Collected data:
((

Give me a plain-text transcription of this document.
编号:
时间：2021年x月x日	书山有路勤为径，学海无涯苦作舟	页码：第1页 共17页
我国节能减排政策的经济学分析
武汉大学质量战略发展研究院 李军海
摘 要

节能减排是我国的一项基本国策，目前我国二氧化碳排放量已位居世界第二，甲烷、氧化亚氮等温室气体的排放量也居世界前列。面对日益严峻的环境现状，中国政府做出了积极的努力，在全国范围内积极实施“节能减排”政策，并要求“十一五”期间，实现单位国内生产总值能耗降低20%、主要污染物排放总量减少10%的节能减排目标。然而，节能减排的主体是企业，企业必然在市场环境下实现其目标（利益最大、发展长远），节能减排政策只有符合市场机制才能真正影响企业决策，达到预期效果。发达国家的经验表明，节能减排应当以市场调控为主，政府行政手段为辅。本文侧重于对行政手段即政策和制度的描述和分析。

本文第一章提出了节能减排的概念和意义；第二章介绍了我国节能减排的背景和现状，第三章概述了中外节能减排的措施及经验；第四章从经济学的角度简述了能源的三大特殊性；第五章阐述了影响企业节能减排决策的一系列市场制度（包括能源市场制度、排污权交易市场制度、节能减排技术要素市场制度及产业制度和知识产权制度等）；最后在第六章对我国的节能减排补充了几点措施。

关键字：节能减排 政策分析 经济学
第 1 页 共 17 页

))
((

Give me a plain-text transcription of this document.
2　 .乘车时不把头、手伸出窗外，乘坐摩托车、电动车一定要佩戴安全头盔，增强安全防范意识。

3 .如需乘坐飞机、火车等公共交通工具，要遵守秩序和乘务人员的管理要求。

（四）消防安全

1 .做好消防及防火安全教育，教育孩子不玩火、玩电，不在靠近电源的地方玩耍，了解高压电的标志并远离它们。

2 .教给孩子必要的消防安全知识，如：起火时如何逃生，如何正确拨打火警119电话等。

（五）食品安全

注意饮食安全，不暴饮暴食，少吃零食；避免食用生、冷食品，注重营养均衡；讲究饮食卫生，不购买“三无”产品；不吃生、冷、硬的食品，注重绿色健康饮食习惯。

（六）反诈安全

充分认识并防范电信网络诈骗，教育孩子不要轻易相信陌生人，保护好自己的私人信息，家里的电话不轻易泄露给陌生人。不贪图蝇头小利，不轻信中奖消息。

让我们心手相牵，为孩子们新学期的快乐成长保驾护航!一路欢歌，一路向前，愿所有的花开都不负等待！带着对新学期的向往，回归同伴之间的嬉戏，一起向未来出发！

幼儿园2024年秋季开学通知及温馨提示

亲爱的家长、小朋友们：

))
((

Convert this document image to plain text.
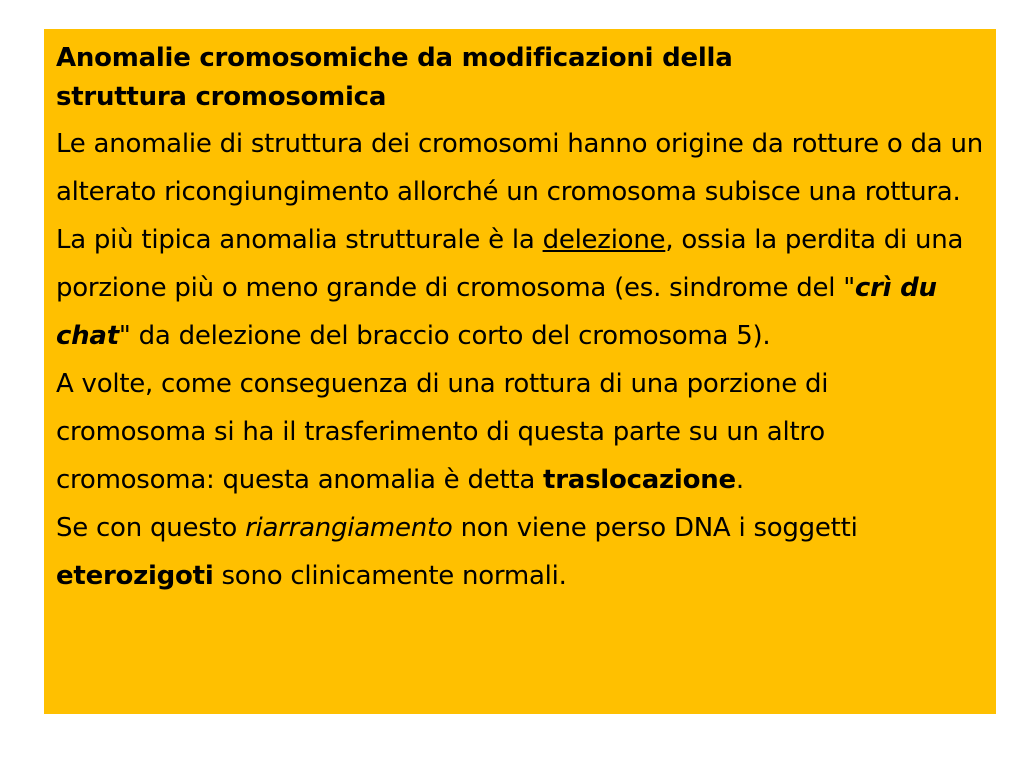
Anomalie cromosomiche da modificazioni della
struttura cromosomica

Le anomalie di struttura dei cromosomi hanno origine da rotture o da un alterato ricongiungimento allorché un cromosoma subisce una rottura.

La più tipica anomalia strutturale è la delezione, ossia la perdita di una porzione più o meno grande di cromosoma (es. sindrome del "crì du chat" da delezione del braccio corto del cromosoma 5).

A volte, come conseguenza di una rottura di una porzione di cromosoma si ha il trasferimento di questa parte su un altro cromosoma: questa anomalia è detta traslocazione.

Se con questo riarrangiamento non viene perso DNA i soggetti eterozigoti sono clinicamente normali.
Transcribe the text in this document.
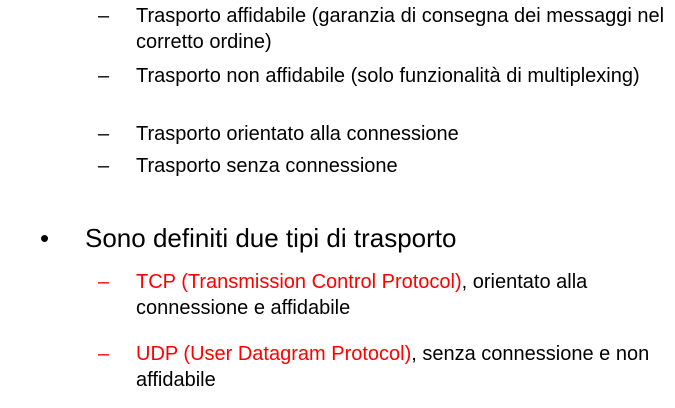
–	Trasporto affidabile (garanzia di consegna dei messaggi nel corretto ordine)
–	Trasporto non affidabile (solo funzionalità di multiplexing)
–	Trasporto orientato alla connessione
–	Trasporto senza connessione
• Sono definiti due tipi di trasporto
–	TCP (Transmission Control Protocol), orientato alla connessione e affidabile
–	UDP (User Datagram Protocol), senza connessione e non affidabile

))

→ Goal of the exercise: Copy out each line in the listing that has the word "document".

→ Result of this task:
Give me a plain-text transcription of this document.
Give me a plain-text transcription of this document.
Convert this document image to plain text.
Transcribe the text in this document.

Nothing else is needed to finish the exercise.